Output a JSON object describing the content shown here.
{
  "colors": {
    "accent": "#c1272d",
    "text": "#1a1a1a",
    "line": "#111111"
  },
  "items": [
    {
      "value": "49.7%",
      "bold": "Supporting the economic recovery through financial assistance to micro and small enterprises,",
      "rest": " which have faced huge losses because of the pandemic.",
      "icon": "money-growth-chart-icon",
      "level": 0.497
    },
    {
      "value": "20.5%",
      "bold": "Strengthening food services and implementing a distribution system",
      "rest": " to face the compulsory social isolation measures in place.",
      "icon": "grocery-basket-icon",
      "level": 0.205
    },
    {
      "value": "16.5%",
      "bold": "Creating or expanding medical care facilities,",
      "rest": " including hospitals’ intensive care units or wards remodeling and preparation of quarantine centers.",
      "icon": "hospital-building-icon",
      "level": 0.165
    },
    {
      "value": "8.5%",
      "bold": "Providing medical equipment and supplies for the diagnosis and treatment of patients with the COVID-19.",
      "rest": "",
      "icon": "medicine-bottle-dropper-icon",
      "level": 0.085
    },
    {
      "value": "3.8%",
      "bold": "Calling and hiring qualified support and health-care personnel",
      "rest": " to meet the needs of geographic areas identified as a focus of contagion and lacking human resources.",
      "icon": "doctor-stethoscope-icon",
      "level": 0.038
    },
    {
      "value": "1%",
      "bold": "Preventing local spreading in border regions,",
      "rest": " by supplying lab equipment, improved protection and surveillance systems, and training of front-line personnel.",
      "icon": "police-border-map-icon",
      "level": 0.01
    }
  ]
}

**What the exercise asks**
Please write out all the data above, exactly as it reads.

**Output for this task**
Output a JSON object describing the content shown here.
{
  "colors": {
    "accent": "#c1272d",
    "text": "#1a1a1a",
    "line": "#111111"
  },
  "items": [
    {
      "value": "49.7%",
      "bold": "Supporting the economic recovery through financial assistance to micro and small enterprises,",
      "rest": " which have faced huge losses because of the pandemic.",
      "icon": "money-growth-chart-icon",
      "level": 0.497
    },
    {
      "value": "20.5%",
      "bold": "Strengthening food services and implementing a distribution system",
      "rest": " to face the compulsory social isolation measures in place.",
      "icon": "grocery-basket-icon",
      "level": 0.205
    },
    {
      "value": "16.5%",
      "bold": "Creating or expanding medical care facilities,",
      "rest": " including hospitals’ intensive care units or wards remodeling and preparation of quarantine centers.",
      "icon": "hospital-building-icon",
      "level": 0.165
    },
    {
      "value": "8.5%",
      "bold": "Providing medical equipment and supplies for the diagnosis and treatment of patients with the COVID-19.",
      "rest": "",
      "icon": "medicine-bottle-dropper-icon",
      "level": 0.085
    },
    {
      "value": "3.8%",
      "bold": "Calling and hiring qualified support and health-care personnel",
      "rest": " to meet the needs of geographic areas identified as a focus of contagion and lacking human resources.",
      "icon": "doctor-stethoscope-icon",
      "level": 0.038
    },
    {
      "value": "1%",
      "bold": "Preventing local spreading in border regions,",
      "rest": " by supplying lab equipment, improved protection and surveillance systems, and training of front-line personnel.",
      "icon": "police-border-map-icon",
      "level": 0.01
    }
  ]
}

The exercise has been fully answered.